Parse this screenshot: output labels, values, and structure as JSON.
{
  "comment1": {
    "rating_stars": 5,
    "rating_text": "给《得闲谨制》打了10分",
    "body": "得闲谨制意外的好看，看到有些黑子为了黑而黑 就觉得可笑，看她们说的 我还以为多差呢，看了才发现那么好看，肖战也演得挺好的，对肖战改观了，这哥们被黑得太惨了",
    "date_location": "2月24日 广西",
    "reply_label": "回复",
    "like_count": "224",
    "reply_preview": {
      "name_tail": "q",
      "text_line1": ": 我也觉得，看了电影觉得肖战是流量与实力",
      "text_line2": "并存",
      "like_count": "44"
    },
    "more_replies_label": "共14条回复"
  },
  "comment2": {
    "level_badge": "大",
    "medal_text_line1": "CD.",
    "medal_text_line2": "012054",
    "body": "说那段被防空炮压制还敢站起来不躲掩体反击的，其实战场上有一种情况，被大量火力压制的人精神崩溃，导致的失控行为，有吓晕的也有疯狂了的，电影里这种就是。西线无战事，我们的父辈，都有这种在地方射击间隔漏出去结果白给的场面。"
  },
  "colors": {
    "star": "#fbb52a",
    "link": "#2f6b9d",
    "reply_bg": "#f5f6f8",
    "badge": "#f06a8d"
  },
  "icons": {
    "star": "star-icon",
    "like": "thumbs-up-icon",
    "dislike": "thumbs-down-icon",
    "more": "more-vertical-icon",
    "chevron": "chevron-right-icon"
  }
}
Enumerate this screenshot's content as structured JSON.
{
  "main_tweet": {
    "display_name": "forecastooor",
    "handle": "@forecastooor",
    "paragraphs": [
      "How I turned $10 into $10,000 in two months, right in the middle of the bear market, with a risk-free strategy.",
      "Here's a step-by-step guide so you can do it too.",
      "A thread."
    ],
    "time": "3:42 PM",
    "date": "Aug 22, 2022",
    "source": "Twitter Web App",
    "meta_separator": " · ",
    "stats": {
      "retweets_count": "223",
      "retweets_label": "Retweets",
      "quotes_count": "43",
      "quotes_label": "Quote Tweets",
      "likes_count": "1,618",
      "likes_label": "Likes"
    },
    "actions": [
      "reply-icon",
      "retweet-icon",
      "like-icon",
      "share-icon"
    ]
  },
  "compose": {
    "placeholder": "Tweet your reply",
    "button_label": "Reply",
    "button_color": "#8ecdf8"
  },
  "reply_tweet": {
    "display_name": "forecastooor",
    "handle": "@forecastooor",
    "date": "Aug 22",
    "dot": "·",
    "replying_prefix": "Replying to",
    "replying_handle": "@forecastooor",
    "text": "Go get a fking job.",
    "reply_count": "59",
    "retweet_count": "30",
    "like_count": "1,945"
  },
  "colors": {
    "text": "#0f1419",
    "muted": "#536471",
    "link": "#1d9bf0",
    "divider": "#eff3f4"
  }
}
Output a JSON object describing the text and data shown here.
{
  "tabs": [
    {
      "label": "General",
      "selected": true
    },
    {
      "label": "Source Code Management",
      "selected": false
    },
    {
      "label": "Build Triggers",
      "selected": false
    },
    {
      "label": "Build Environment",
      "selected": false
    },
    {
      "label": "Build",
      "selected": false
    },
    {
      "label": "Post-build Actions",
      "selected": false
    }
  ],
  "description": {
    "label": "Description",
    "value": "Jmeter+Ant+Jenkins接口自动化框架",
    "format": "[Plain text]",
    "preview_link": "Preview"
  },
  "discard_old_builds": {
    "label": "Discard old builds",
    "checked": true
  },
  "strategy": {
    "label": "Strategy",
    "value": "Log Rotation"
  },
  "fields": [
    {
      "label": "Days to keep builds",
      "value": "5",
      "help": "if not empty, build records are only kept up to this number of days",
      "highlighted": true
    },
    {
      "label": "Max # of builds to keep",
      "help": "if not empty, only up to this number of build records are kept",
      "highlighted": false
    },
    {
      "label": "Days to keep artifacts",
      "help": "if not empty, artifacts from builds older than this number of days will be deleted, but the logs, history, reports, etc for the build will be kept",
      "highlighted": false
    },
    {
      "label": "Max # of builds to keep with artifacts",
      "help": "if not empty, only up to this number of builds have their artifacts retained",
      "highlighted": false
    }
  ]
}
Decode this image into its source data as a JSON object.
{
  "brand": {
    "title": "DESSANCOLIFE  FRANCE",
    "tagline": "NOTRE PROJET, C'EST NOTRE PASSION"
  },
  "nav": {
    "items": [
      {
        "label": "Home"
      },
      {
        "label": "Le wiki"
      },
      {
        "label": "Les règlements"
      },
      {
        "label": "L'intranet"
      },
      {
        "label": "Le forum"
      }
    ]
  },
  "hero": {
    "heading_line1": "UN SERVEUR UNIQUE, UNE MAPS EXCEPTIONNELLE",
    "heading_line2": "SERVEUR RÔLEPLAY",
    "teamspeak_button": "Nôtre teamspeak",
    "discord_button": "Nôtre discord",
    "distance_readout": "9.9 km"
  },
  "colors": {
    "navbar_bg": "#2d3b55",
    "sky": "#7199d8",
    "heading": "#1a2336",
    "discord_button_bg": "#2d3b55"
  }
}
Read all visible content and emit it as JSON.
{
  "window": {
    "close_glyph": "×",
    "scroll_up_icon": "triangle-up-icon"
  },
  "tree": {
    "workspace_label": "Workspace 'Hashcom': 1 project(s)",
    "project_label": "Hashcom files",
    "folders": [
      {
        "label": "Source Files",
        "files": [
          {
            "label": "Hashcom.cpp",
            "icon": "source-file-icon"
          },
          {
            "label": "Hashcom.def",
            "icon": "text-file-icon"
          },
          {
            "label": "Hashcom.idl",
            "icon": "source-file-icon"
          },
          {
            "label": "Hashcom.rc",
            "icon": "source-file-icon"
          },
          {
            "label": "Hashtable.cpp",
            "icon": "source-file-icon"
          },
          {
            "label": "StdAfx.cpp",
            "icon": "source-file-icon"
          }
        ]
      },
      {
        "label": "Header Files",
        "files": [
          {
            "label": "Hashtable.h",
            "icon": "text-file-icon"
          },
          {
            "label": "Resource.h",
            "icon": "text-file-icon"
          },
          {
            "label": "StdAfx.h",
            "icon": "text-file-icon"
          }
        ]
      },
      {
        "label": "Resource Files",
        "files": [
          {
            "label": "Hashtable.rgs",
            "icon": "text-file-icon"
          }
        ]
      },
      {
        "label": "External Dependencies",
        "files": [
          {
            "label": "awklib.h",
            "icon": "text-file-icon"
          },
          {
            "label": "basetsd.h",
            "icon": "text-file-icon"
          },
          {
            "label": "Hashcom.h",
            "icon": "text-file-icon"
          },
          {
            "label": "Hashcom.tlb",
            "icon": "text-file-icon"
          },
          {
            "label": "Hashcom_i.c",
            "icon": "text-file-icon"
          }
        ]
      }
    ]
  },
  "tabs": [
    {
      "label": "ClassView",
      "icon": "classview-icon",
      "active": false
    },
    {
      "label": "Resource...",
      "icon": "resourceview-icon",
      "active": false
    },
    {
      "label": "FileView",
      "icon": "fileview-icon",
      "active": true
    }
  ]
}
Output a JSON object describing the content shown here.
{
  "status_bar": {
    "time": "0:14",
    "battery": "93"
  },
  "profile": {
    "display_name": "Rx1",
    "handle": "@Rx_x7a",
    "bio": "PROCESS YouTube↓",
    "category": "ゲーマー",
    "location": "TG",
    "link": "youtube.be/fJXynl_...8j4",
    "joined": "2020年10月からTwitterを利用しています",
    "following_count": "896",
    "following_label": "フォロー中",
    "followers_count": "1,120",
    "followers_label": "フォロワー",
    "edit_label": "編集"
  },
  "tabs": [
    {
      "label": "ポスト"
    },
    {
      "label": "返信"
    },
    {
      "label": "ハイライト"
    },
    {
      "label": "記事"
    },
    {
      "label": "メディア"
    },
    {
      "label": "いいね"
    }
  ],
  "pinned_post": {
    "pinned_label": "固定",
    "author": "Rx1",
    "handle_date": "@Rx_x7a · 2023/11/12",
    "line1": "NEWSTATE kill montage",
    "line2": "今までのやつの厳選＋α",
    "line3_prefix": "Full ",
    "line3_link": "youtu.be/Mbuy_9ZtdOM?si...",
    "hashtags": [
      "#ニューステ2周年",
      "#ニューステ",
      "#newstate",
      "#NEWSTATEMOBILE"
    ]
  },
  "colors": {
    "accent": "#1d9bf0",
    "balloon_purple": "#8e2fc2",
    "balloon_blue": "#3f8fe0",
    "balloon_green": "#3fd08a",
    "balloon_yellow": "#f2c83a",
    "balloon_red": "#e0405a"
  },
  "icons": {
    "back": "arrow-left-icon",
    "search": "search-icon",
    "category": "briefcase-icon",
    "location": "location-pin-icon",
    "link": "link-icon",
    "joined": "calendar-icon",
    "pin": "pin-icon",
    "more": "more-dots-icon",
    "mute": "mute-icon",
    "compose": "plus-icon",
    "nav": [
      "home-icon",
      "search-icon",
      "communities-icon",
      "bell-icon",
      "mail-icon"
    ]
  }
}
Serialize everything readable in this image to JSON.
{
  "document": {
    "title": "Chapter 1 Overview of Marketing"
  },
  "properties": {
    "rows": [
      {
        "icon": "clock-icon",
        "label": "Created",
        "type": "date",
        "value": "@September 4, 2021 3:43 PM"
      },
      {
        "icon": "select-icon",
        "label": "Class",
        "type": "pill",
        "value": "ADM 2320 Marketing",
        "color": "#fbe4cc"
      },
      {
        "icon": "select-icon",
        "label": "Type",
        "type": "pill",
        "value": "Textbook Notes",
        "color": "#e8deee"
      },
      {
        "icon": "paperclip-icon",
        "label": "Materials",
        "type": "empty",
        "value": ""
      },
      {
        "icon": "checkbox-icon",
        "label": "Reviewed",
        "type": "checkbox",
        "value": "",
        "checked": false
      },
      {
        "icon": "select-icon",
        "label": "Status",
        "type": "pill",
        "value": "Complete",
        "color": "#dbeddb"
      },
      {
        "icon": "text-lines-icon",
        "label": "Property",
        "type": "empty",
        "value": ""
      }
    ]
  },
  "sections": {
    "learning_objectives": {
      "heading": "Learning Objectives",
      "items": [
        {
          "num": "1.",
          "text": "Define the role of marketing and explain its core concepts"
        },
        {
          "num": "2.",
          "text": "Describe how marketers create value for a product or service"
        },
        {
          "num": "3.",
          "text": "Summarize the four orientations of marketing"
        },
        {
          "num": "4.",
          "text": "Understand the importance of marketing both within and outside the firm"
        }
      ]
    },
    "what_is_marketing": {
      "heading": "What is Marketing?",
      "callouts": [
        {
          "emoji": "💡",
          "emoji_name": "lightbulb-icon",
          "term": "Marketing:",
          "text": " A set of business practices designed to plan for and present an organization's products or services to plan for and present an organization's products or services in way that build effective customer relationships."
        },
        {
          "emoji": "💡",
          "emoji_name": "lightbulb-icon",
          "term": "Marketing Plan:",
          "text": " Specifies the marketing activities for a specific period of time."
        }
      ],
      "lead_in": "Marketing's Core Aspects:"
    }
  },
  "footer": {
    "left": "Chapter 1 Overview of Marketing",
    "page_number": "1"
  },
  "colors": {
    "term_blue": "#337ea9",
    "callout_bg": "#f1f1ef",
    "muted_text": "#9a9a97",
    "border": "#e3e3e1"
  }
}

- - -

## DO THIS:
Take each line of the material that contains the word "SERVEUR" and list it.

## FULL ANSWER:
    "heading_line1": "UN SERVEUR UNIQUE, UNE MAPS EXCEPTIONNELLE",
    "heading_line2": "SERVEUR RÔLEPLAY",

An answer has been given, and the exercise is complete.